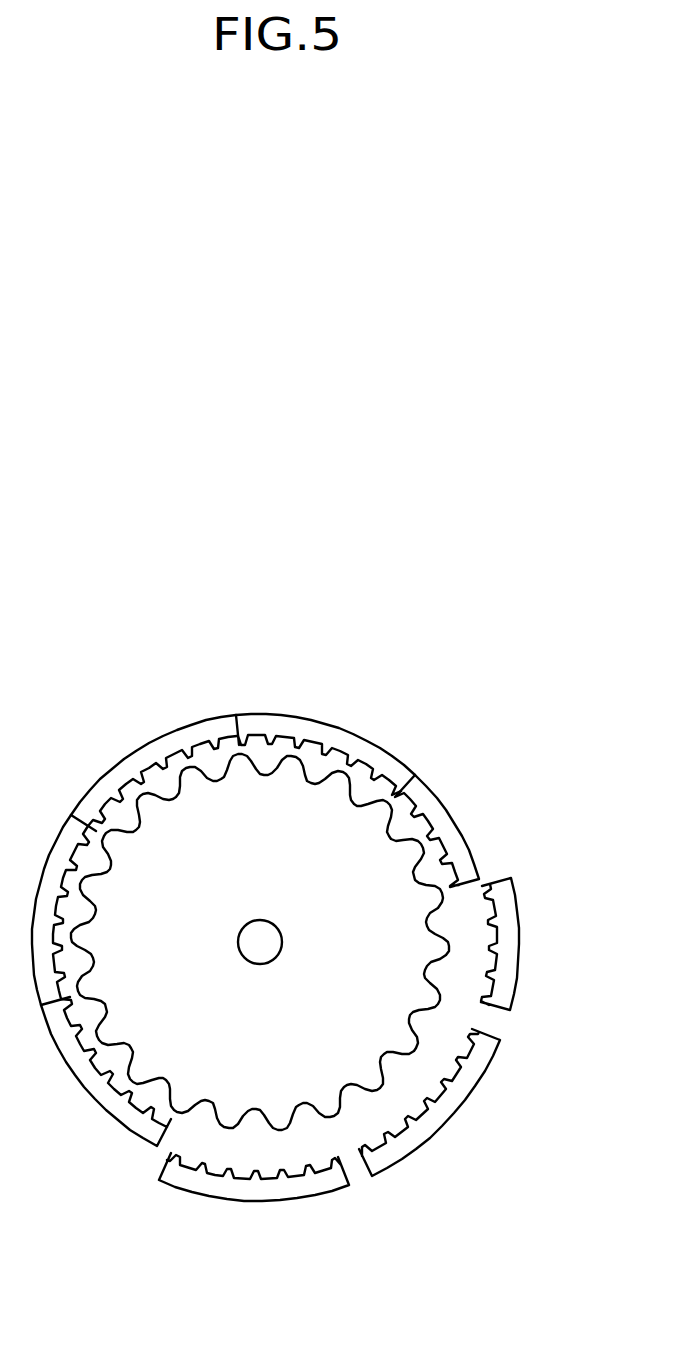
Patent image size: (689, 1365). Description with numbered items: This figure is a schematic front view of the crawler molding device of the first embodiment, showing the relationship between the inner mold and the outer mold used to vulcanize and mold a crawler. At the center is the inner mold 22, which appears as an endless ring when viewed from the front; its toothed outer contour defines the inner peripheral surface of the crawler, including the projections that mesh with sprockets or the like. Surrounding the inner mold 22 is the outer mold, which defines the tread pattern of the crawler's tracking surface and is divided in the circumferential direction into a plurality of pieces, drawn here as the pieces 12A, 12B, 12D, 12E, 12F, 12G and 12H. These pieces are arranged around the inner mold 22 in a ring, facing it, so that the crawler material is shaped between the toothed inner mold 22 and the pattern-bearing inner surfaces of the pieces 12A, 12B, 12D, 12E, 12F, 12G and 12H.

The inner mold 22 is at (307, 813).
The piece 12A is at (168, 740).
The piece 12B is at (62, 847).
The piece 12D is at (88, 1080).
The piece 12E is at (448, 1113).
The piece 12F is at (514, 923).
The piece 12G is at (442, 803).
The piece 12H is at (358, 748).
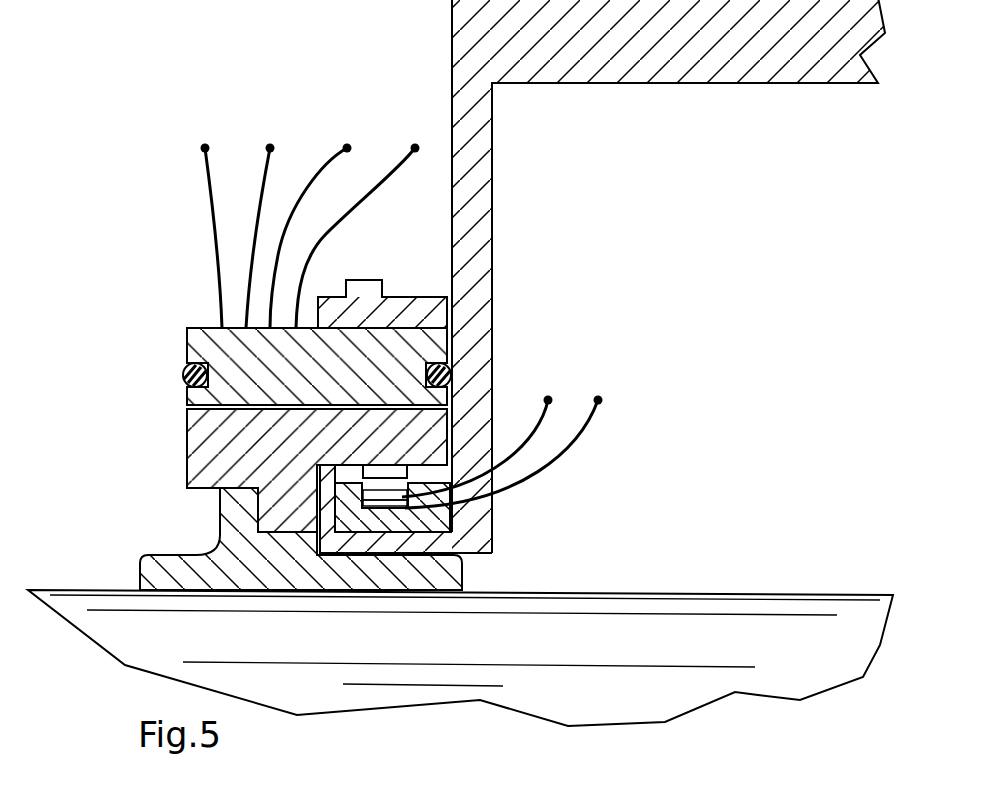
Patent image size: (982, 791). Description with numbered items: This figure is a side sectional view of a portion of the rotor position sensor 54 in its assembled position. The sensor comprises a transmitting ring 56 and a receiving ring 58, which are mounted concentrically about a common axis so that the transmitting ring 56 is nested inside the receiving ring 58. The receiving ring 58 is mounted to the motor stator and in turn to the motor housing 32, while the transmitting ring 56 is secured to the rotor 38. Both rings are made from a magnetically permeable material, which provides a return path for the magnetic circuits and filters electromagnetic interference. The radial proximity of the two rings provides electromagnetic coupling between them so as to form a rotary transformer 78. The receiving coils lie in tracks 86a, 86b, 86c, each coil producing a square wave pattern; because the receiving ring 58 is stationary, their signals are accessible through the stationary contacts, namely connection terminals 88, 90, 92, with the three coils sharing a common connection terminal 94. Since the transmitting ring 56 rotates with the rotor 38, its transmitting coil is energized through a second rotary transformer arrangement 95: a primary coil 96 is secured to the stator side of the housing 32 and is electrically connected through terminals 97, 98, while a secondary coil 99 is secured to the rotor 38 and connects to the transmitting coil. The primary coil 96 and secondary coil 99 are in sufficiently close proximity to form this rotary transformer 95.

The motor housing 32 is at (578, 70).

▶ **TASK REQUIREMENTS**
List each line of the material above that contains the string "mold".

▶ **TASK RESULT**
Patent image size: (689, 1365). Description with numbered items: This figure is a schematic front view of the crawler molding device of the first embodiment, showing the relationship between the inner mold and the outer mold used to vulcanize and mold a crawler. At the center is the inner mold 22, which appears as an endless ring when viewed from the front; its toothed outer contour defines the inner peripheral surface of the crawler, including the projections that mesh with sprockets or the like. Surrounding the inner mold 22 is the outer mold, which defines the tread pattern of the crawler's tracking surface and is divided in the circumferential direction into a plurality of pieces, drawn here as the pieces 12A, 12B, 12D, 12E, 12F, 12G and 12H. These pieces are arranged around the inner mold 22 in a ring, facing it, so that the crawler material is shaped between the toothed inner mold 22 and the pattern-bearing inner surfaces of the pieces 12A, 12B, 12D, 12E, 12F, 12G and 12H.
The inner mold 22 is at (307, 813).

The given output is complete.